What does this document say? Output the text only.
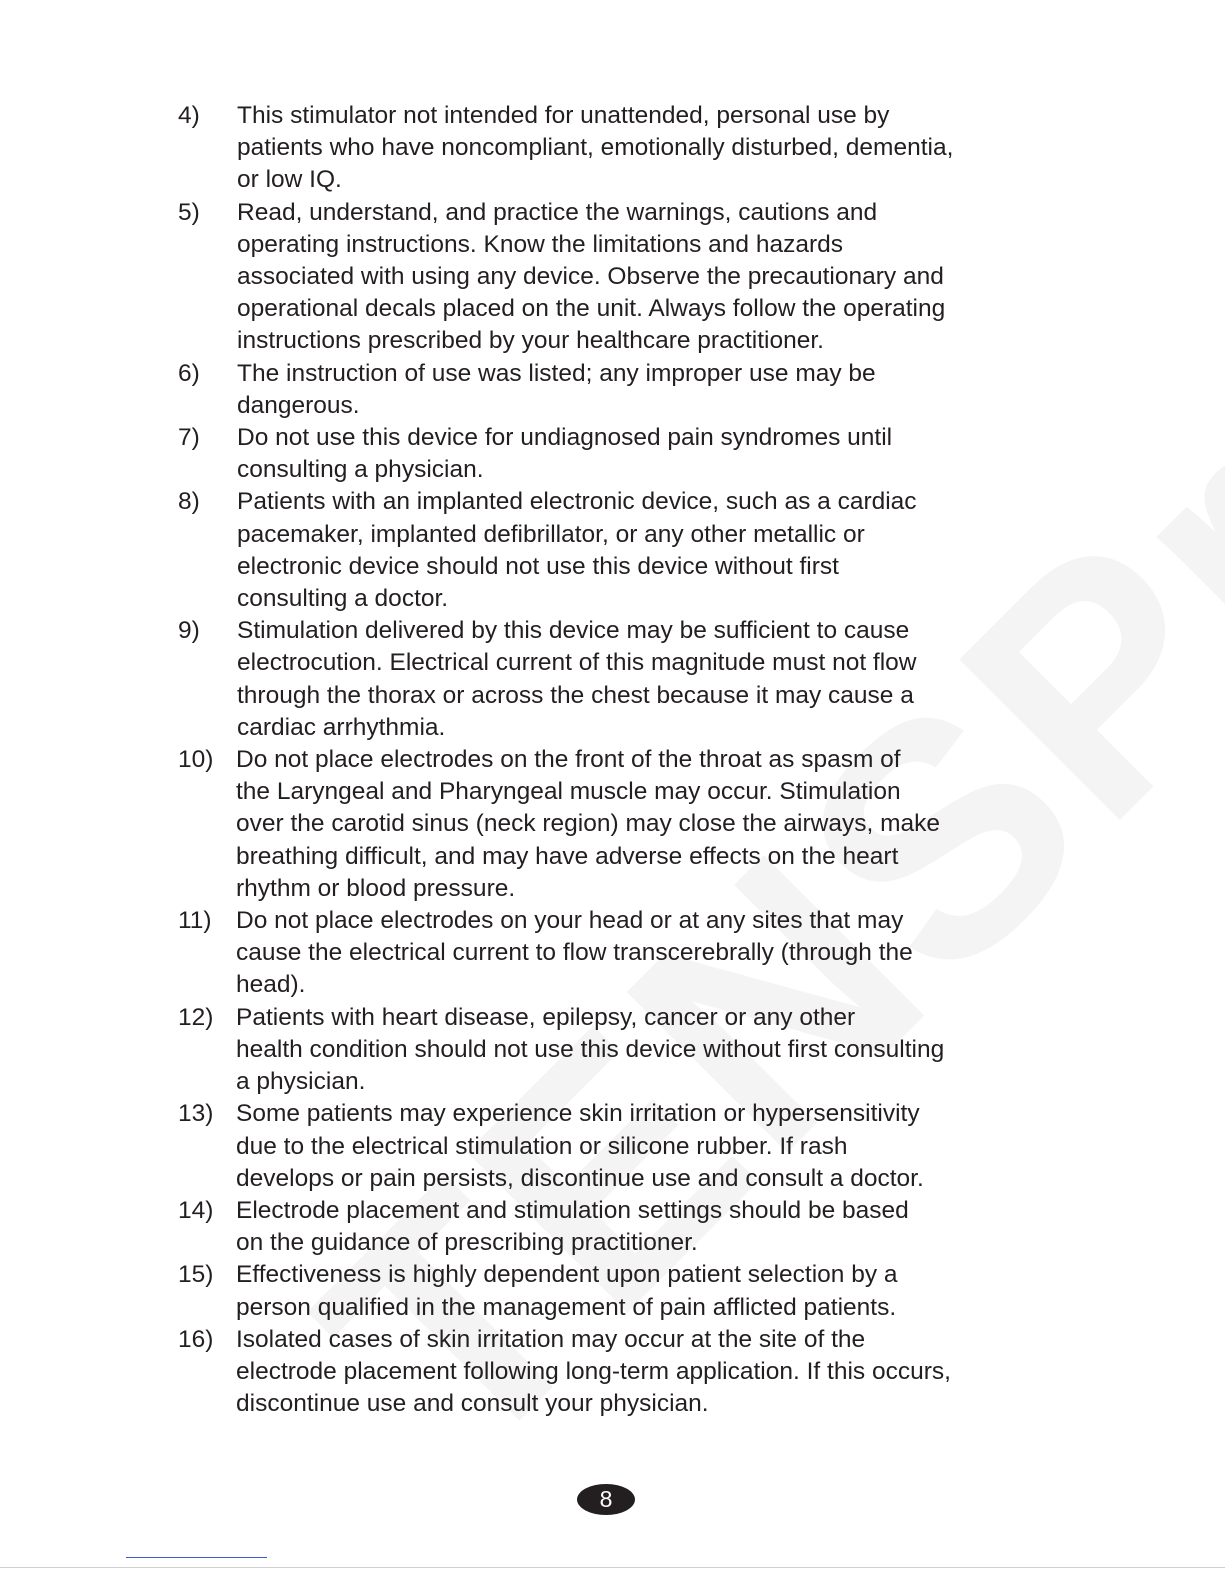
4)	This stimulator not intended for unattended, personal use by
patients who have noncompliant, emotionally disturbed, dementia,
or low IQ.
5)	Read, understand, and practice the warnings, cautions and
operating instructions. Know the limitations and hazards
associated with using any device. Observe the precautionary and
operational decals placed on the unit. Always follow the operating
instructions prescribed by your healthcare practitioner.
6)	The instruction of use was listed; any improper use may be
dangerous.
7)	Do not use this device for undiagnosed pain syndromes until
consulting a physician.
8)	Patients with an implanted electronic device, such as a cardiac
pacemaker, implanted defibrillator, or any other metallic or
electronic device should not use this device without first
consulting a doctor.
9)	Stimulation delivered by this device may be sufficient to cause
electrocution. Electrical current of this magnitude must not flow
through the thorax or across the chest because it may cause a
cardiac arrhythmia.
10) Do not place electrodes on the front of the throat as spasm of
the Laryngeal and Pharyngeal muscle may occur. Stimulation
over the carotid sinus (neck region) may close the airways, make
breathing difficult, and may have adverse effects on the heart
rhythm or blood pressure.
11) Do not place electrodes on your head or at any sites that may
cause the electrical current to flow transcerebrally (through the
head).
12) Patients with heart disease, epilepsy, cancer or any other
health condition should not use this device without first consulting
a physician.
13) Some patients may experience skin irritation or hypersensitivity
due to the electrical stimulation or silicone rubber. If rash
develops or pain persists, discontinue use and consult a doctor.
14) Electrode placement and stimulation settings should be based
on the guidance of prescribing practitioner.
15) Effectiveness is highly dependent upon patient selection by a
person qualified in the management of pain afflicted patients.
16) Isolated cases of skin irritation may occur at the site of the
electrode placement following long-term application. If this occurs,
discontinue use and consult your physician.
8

= = =

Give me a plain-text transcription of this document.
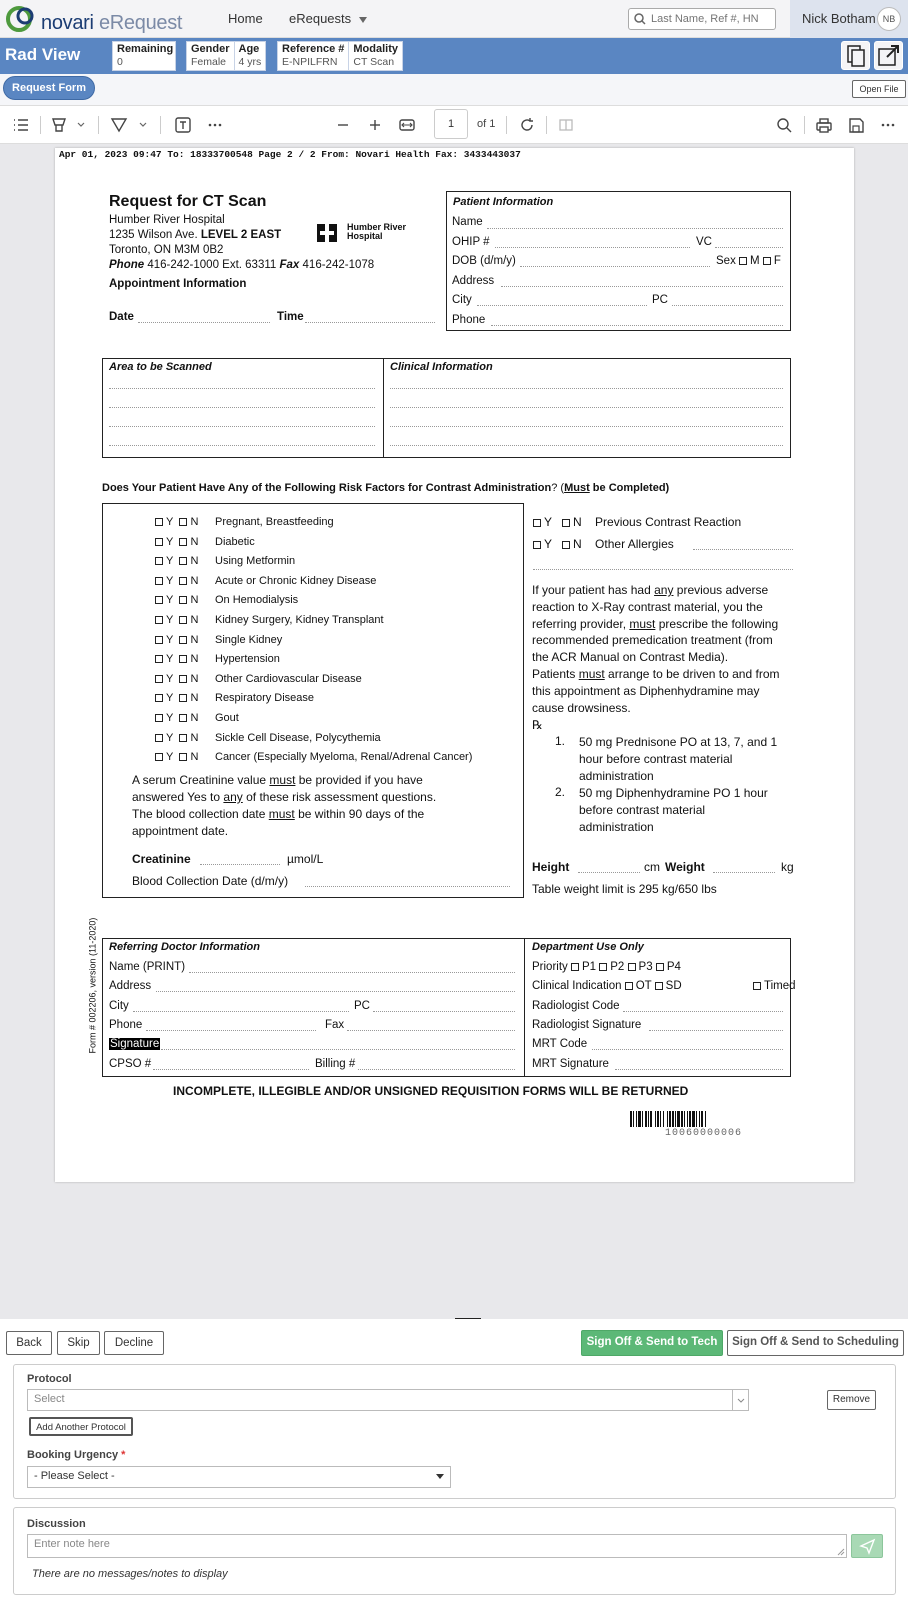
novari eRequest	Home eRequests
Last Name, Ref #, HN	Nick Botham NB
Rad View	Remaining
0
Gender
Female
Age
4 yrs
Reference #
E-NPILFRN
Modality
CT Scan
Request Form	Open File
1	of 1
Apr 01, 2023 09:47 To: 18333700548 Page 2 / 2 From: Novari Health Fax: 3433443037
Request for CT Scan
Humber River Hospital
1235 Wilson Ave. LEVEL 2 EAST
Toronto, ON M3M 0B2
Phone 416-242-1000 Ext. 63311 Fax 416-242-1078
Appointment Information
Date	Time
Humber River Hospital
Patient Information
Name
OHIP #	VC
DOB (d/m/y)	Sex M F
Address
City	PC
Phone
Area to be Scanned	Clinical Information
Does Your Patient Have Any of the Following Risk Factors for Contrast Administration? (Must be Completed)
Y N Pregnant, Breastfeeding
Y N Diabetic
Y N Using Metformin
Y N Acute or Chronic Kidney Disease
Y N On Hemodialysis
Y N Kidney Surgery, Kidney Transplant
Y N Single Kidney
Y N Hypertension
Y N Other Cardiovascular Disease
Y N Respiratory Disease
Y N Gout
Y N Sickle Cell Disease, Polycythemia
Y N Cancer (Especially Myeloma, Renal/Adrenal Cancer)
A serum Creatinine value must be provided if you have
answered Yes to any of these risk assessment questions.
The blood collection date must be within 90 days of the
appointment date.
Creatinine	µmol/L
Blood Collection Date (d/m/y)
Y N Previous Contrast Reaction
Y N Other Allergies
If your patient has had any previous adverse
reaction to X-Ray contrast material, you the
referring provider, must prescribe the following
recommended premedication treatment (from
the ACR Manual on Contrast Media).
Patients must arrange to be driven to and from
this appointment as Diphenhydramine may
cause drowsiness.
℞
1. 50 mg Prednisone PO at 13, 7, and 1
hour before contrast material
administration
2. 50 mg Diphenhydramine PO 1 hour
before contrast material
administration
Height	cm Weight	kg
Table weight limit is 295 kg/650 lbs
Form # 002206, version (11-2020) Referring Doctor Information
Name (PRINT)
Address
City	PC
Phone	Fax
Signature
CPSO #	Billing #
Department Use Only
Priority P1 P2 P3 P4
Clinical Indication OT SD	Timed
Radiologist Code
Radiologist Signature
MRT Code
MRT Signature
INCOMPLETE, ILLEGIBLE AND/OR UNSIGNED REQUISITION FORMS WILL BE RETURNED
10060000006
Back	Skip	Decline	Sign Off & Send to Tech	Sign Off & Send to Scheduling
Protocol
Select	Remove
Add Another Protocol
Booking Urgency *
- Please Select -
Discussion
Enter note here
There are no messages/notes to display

= = =

Report all lines above with "electrodes".

10) Do not place electrodes on the front of the throat as spasm of
11) Do not place electrodes on your head or at any sites that may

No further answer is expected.